Task goal:
Reproduce the lines of the material exactly, excluding every image.

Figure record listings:
----

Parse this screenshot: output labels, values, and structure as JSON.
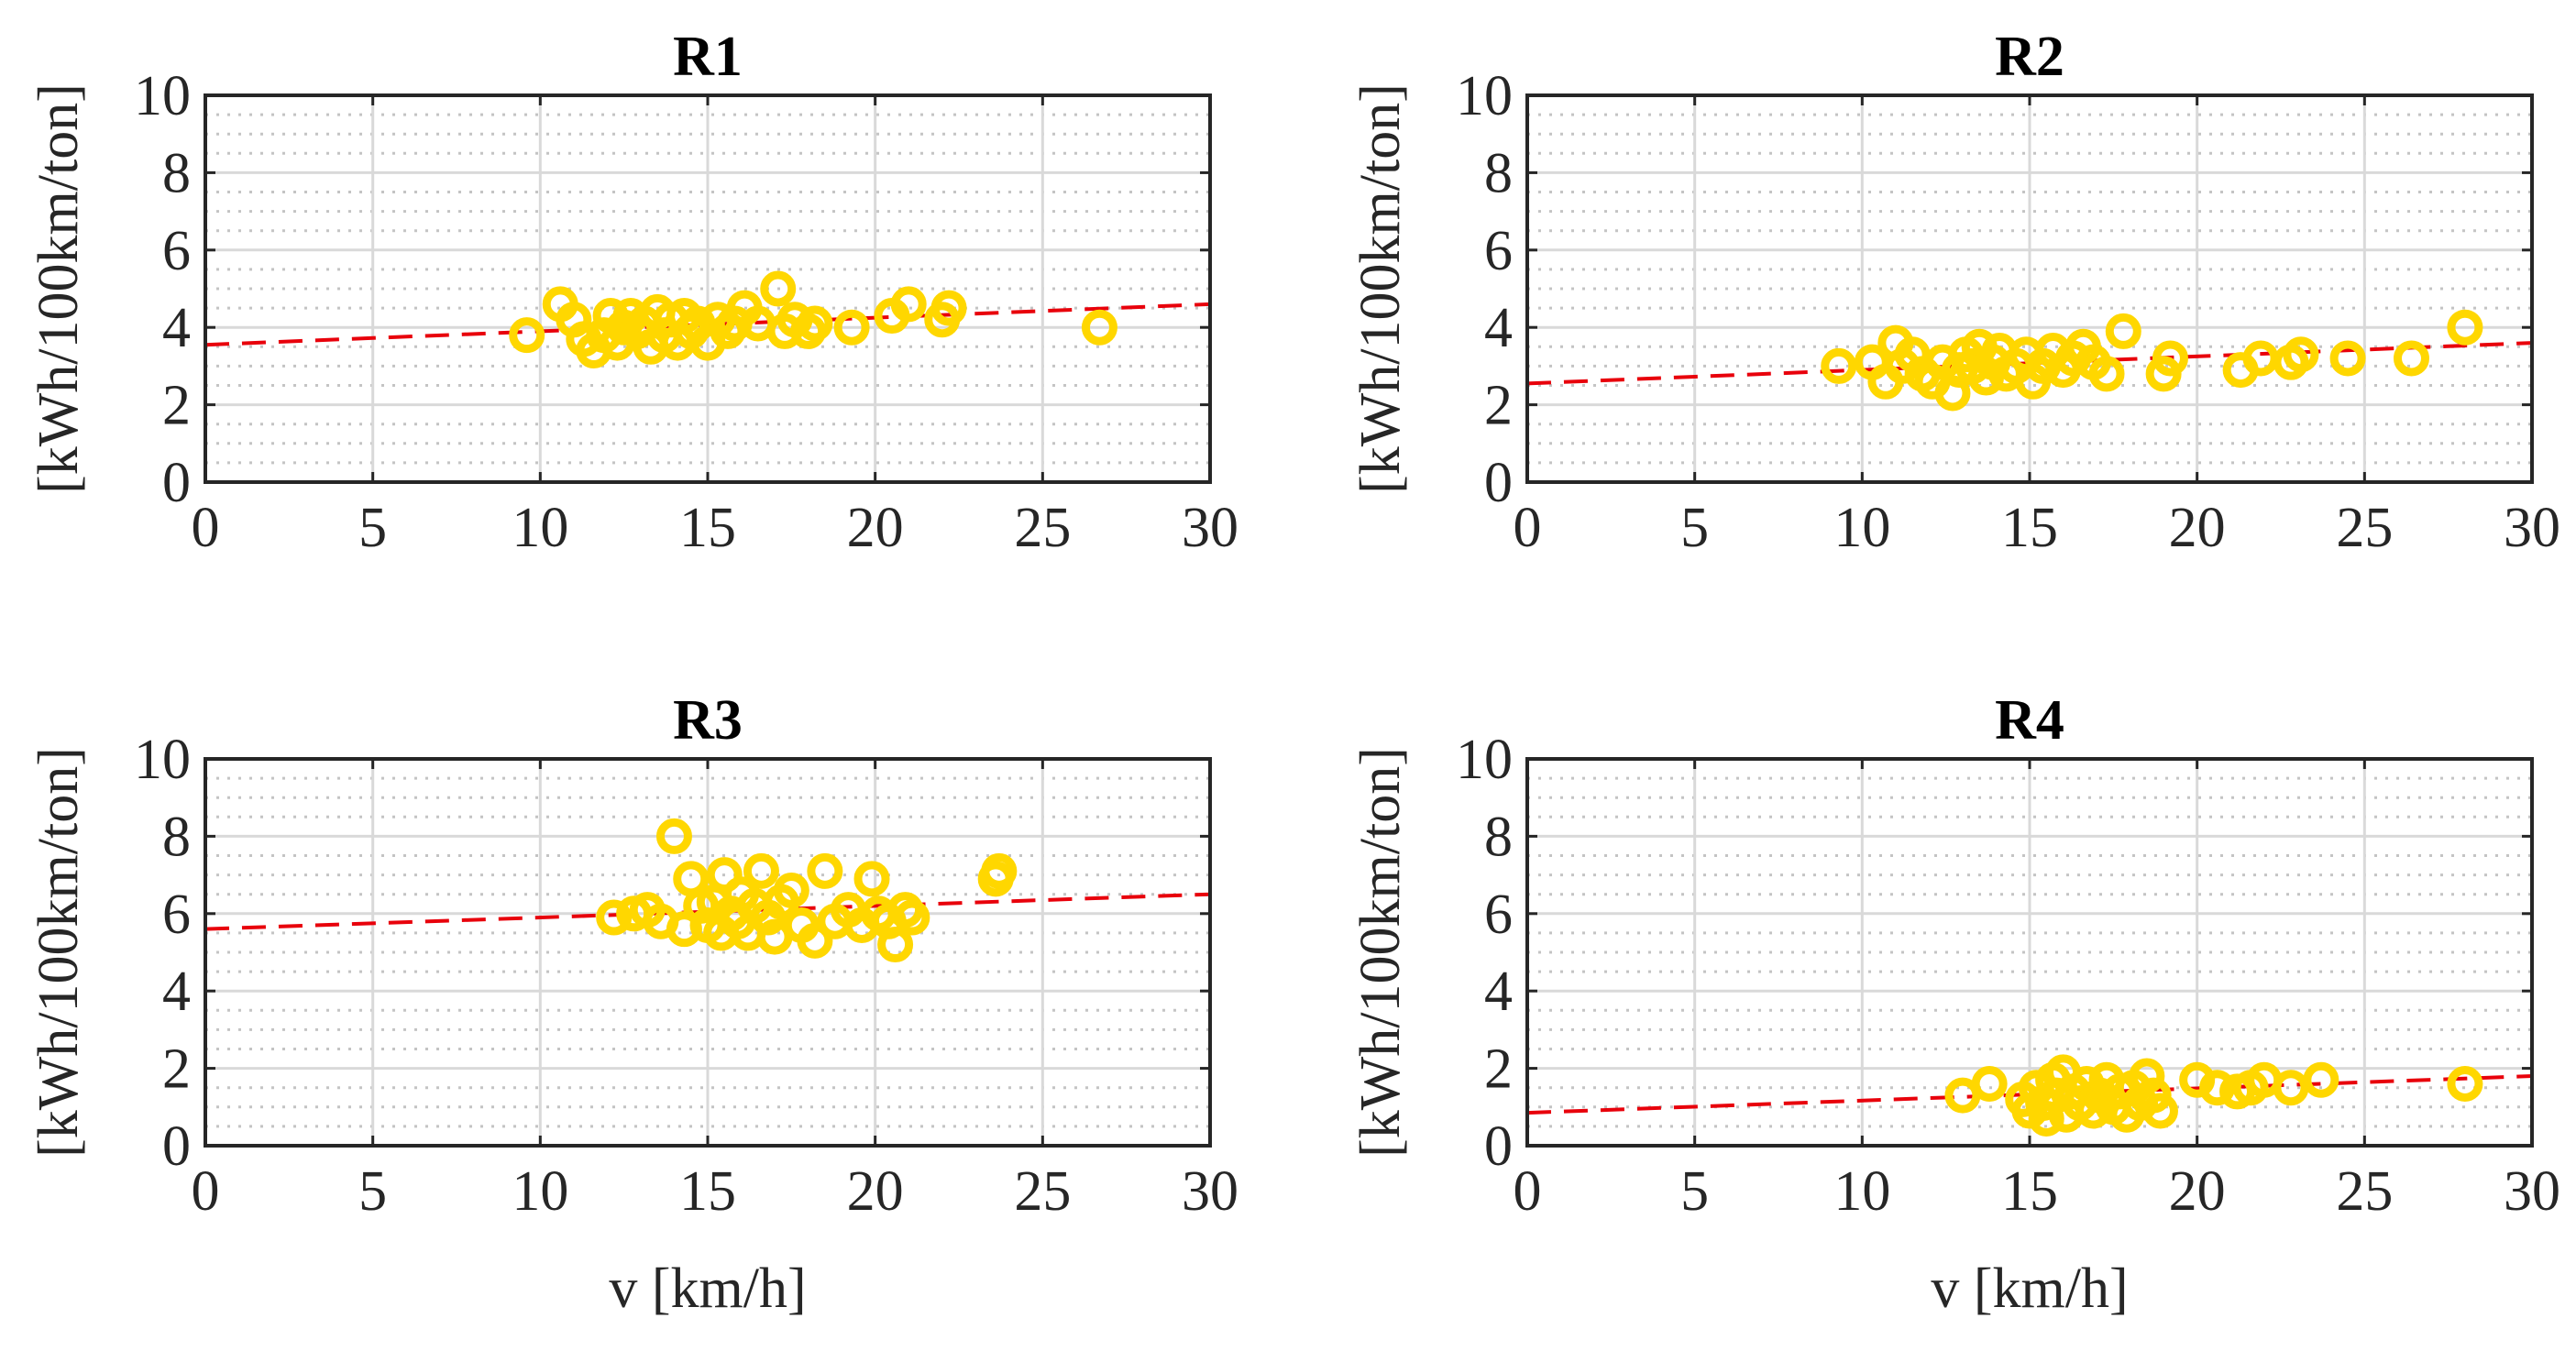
{
  "chart_data": [
    {
      "type": "scatter",
      "title": "R1",
      "xlabel": "",
      "ylabel": "[kWh/100km/ton]",
      "xlim": [
        0,
        30
      ],
      "ylim": [
        0,
        10
      ],
      "xticks": [
        "0",
        "5",
        "10",
        "15",
        "20",
        "25",
        "30"
      ],
      "yticks": [
        "0",
        "2",
        "4",
        "6",
        "8",
        "10"
      ],
      "grid": true,
      "minor_grid": true,
      "marker_color": "#FFD700",
      "fit_color": "#E8000B",
      "fit": {
        "x": [
          0,
          30
        ],
        "y": [
          3.55,
          4.6
        ]
      },
      "x": [
        9.6,
        10.6,
        11.0,
        11.3,
        11.6,
        11.9,
        12.1,
        12.3,
        12.5,
        12.7,
        12.9,
        13.1,
        13.3,
        13.5,
        13.7,
        13.9,
        14.1,
        14.3,
        14.5,
        14.7,
        15.0,
        15.3,
        15.6,
        15.8,
        16.1,
        16.5,
        17.1,
        17.3,
        17.6,
        18.0,
        18.2,
        19.3,
        20.5,
        21.0,
        22.0,
        22.2,
        26.7
      ],
      "y": [
        3.8,
        4.6,
        4.2,
        3.7,
        3.4,
        3.8,
        4.3,
        3.6,
        4.0,
        4.3,
        3.9,
        4.1,
        3.5,
        4.4,
        3.8,
        4.2,
        3.6,
        4.3,
        3.9,
        4.1,
        3.6,
        4.2,
        3.9,
        4.1,
        4.5,
        4.1,
        5.0,
        3.9,
        4.2,
        3.9,
        4.1,
        4.0,
        4.3,
        4.6,
        4.2,
        4.5,
        4.0
      ]
    },
    {
      "type": "scatter",
      "title": "R2",
      "xlabel": "",
      "ylabel": "[kWh/100km/ton]",
      "xlim": [
        0,
        30
      ],
      "ylim": [
        0,
        10
      ],
      "xticks": [
        "0",
        "5",
        "10",
        "15",
        "20",
        "25",
        "30"
      ],
      "yticks": [
        "0",
        "2",
        "4",
        "6",
        "8",
        "10"
      ],
      "grid": true,
      "minor_grid": true,
      "marker_color": "#FFD700",
      "fit_color": "#E8000B",
      "fit": {
        "x": [
          0,
          30
        ],
        "y": [
          2.55,
          3.6
        ]
      },
      "x": [
        9.3,
        10.3,
        10.7,
        11.0,
        11.2,
        11.5,
        11.8,
        12.1,
        12.4,
        12.7,
        12.9,
        13.1,
        13.3,
        13.5,
        13.7,
        13.9,
        14.1,
        14.3,
        14.6,
        14.9,
        15.1,
        15.4,
        15.7,
        16.0,
        16.3,
        16.6,
        16.9,
        17.3,
        17.8,
        19.0,
        19.2,
        21.3,
        21.9,
        22.8,
        23.1,
        24.5,
        26.4,
        28.0
      ],
      "y": [
        3.0,
        3.1,
        2.6,
        3.6,
        3.0,
        3.3,
        2.8,
        2.6,
        3.1,
        2.3,
        2.9,
        3.3,
        3.0,
        3.5,
        2.7,
        3.1,
        3.4,
        2.8,
        3.0,
        3.3,
        2.6,
        3.0,
        3.4,
        2.9,
        3.2,
        3.5,
        3.1,
        2.8,
        3.9,
        2.8,
        3.2,
        2.9,
        3.2,
        3.1,
        3.3,
        3.2,
        3.2,
        4.0
      ]
    },
    {
      "type": "scatter",
      "title": "R3",
      "xlabel": "v [km/h]",
      "ylabel": "[kWh/100km/ton]",
      "xlim": [
        0,
        30
      ],
      "ylim": [
        0,
        10
      ],
      "xticks": [
        "0",
        "5",
        "10",
        "15",
        "20",
        "25",
        "30"
      ],
      "yticks": [
        "0",
        "2",
        "4",
        "6",
        "8",
        "10"
      ],
      "grid": true,
      "minor_grid": true,
      "marker_color": "#FFD700",
      "fit_color": "#E8000B",
      "fit": {
        "x": [
          0,
          30
        ],
        "y": [
          5.6,
          6.5
        ]
      },
      "x": [
        12.2,
        12.8,
        13.2,
        13.6,
        14.0,
        14.3,
        14.5,
        14.8,
        15.0,
        15.2,
        15.4,
        15.5,
        15.7,
        15.9,
        16.0,
        16.2,
        16.4,
        16.6,
        16.8,
        17.0,
        17.2,
        17.5,
        17.8,
        18.2,
        18.5,
        18.8,
        19.2,
        19.6,
        19.9,
        20.1,
        20.4,
        20.6,
        20.9,
        21.1,
        23.6,
        23.7
      ],
      "y": [
        5.9,
        6.0,
        6.1,
        5.8,
        8.0,
        5.6,
        6.9,
        6.2,
        5.7,
        6.3,
        5.5,
        7.0,
        6.0,
        5.8,
        6.5,
        5.5,
        6.2,
        7.1,
        5.9,
        5.4,
        6.3,
        6.6,
        5.7,
        5.3,
        7.1,
        5.8,
        6.1,
        5.7,
        6.9,
        6.0,
        5.8,
        5.2,
        6.1,
        5.9,
        6.9,
        7.1
      ]
    },
    {
      "type": "scatter",
      "title": "R4",
      "xlabel": "v [km/h]",
      "ylabel": "[kWh/100km/ton]",
      "xlim": [
        0,
        30
      ],
      "ylim": [
        0,
        10
      ],
      "xticks": [
        "0",
        "5",
        "10",
        "15",
        "20",
        "25",
        "30"
      ],
      "yticks": [
        "0",
        "2",
        "4",
        "6",
        "8",
        "10"
      ],
      "grid": true,
      "minor_grid": true,
      "marker_color": "#FFD700",
      "fit_color": "#E8000B",
      "fit": {
        "x": [
          0,
          30
        ],
        "y": [
          0.85,
          1.8
        ]
      },
      "x": [
        13.0,
        13.8,
        14.8,
        15.0,
        15.2,
        15.4,
        15.5,
        15.7,
        15.8,
        16.0,
        16.1,
        16.3,
        16.5,
        16.7,
        16.9,
        17.1,
        17.3,
        17.5,
        17.7,
        17.9,
        18.1,
        18.3,
        18.5,
        18.7,
        18.9,
        20.0,
        20.6,
        21.2,
        21.6,
        22.0,
        22.8,
        23.7,
        28.0
      ],
      "y": [
        1.3,
        1.6,
        1.2,
        0.9,
        1.5,
        1.1,
        0.7,
        1.7,
        1.3,
        1.9,
        0.8,
        1.4,
        1.1,
        1.6,
        0.9,
        1.3,
        1.7,
        1.0,
        1.4,
        0.8,
        1.5,
        1.1,
        1.8,
        1.3,
        0.9,
        1.7,
        1.5,
        1.4,
        1.5,
        1.7,
        1.5,
        1.7,
        1.6
      ]
    }
  ]
}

----

Full output:
Parse this screenshot: output labels, values, and structure as JSON.
{
  "chart_data": [
    {
      "type": "scatter",
      "title": "R1",
      "xlabel": "",
      "ylabel": "[kWh/100km/ton]",
      "xlim": [
        0,
        30
      ],
      "ylim": [
        0,
        10
      ],
      "xticks": [
        "0",
        "5",
        "10",
        "15",
        "20",
        "25",
        "30"
      ],
      "yticks": [
        "0",
        "2",
        "4",
        "6",
        "8",
        "10"
      ],
      "grid": true,
      "minor_grid": true,
      "marker_color": "#FFD700",
      "fit_color": "#E8000B",
      "fit": {
        "x": [
          0,
          30
        ],
        "y": [
          3.55,
          4.6
        ]
      },
      "x": [
        9.6,
        10.6,
        11.0,
        11.3,
        11.6,
        11.9,
        12.1,
        12.3,
        12.5,
        12.7,
        12.9,
        13.1,
        13.3,
        13.5,
        13.7,
        13.9,
        14.1,
        14.3,
        14.5,
        14.7,
        15.0,
        15.3,
        15.6,
        15.8,
        16.1,
        16.5,
        17.1,
        17.3,
        17.6,
        18.0,
        18.2,
        19.3,
        20.5,
        21.0,
        22.0,
        22.2,
        26.7
      ],
      "y": [
        3.8,
        4.6,
        4.2,
        3.7,
        3.4,
        3.8,
        4.3,
        3.6,
        4.0,
        4.3,
        3.9,
        4.1,
        3.5,
        4.4,
        3.8,
        4.2,
        3.6,
        4.3,
        3.9,
        4.1,
        3.6,
        4.2,
        3.9,
        4.1,
        4.5,
        4.1,
        5.0,
        3.9,
        4.2,
        3.9,
        4.1,
        4.0,
        4.3,
        4.6,
        4.2,
        4.5,
        4.0
      ]
    },
    {
      "type": "scatter",
      "title": "R2",
      "xlabel": "",
      "ylabel": "[kWh/100km/ton]",
      "xlim": [
        0,
        30
      ],
      "ylim": [
        0,
        10
      ],
      "xticks": [
        "0",
        "5",
        "10",
        "15",
        "20",
        "25",
        "30"
      ],
      "yticks": [
        "0",
        "2",
        "4",
        "6",
        "8",
        "10"
      ],
      "grid": true,
      "minor_grid": true,
      "marker_color": "#FFD700",
      "fit_color": "#E8000B",
      "fit": {
        "x": [
          0,
          30
        ],
        "y": [
          2.55,
          3.6
        ]
      },
      "x": [
        9.3,
        10.3,
        10.7,
        11.0,
        11.2,
        11.5,
        11.8,
        12.1,
        12.4,
        12.7,
        12.9,
        13.1,
        13.3,
        13.5,
        13.7,
        13.9,
        14.1,
        14.3,
        14.6,
        14.9,
        15.1,
        15.4,
        15.7,
        16.0,
        16.3,
        16.6,
        16.9,
        17.3,
        17.8,
        19.0,
        19.2,
        21.3,
        21.9,
        22.8,
        23.1,
        24.5,
        26.4,
        28.0
      ],
      "y": [
        3.0,
        3.1,
        2.6,
        3.6,
        3.0,
        3.3,
        2.8,
        2.6,
        3.1,
        2.3,
        2.9,
        3.3,
        3.0,
        3.5,
        2.7,
        3.1,
        3.4,
        2.8,
        3.0,
        3.3,
        2.6,
        3.0,
        3.4,
        2.9,
        3.2,
        3.5,
        3.1,
        2.8,
        3.9,
        2.8,
        3.2,
        2.9,
        3.2,
        3.1,
        3.3,
        3.2,
        3.2,
        4.0
      ]
    },
    {
      "type": "scatter",
      "title": "R3",
      "xlabel": "v [km/h]",
      "ylabel": "[kWh/100km/ton]",
      "xlim": [
        0,
        30
      ],
      "ylim": [
        0,
        10
      ],
      "xticks": [
        "0",
        "5",
        "10",
        "15",
        "20",
        "25",
        "30"
      ],
      "yticks": [
        "0",
        "2",
        "4",
        "6",
        "8",
        "10"
      ],
      "grid": true,
      "minor_grid": true,
      "marker_color": "#FFD700",
      "fit_color": "#E8000B",
      "fit": {
        "x": [
          0,
          30
        ],
        "y": [
          5.6,
          6.5
        ]
      },
      "x": [
        12.2,
        12.8,
        13.2,
        13.6,
        14.0,
        14.3,
        14.5,
        14.8,
        15.0,
        15.2,
        15.4,
        15.5,
        15.7,
        15.9,
        16.0,
        16.2,
        16.4,
        16.6,
        16.8,
        17.0,
        17.2,
        17.5,
        17.8,
        18.2,
        18.5,
        18.8,
        19.2,
        19.6,
        19.9,
        20.1,
        20.4,
        20.6,
        20.9,
        21.1,
        23.6,
        23.7
      ],
      "y": [
        5.9,
        6.0,
        6.1,
        5.8,
        8.0,
        5.6,
        6.9,
        6.2,
        5.7,
        6.3,
        5.5,
        7.0,
        6.0,
        5.8,
        6.5,
        5.5,
        6.2,
        7.1,
        5.9,
        5.4,
        6.3,
        6.6,
        5.7,
        5.3,
        7.1,
        5.8,
        6.1,
        5.7,
        6.9,
        6.0,
        5.8,
        5.2,
        6.1,
        5.9,
        6.9,
        7.1
      ]
    },
    {
      "type": "scatter",
      "title": "R4",
      "xlabel": "v [km/h]",
      "ylabel": "[kWh/100km/ton]",
      "xlim": [
        0,
        30
      ],
      "ylim": [
        0,
        10
      ],
      "xticks": [
        "0",
        "5",
        "10",
        "15",
        "20",
        "25",
        "30"
      ],
      "yticks": [
        "0",
        "2",
        "4",
        "6",
        "8",
        "10"
      ],
      "grid": true,
      "minor_grid": true,
      "marker_color": "#FFD700",
      "fit_color": "#E8000B",
      "fit": {
        "x": [
          0,
          30
        ],
        "y": [
          0.85,
          1.8
        ]
      },
      "x": [
        13.0,
        13.8,
        14.8,
        15.0,
        15.2,
        15.4,
        15.5,
        15.7,
        15.8,
        16.0,
        16.1,
        16.3,
        16.5,
        16.7,
        16.9,
        17.1,
        17.3,
        17.5,
        17.7,
        17.9,
        18.1,
        18.3,
        18.5,
        18.7,
        18.9,
        20.0,
        20.6,
        21.2,
        21.6,
        22.0,
        22.8,
        23.7,
        28.0
      ],
      "y": [
        1.3,
        1.6,
        1.2,
        0.9,
        1.5,
        1.1,
        0.7,
        1.7,
        1.3,
        1.9,
        0.8,
        1.4,
        1.1,
        1.6,
        0.9,
        1.3,
        1.7,
        1.0,
        1.4,
        0.8,
        1.5,
        1.1,
        1.8,
        1.3,
        0.9,
        1.7,
        1.5,
        1.4,
        1.5,
        1.7,
        1.5,
        1.7,
        1.6
      ]
    }
  ]
}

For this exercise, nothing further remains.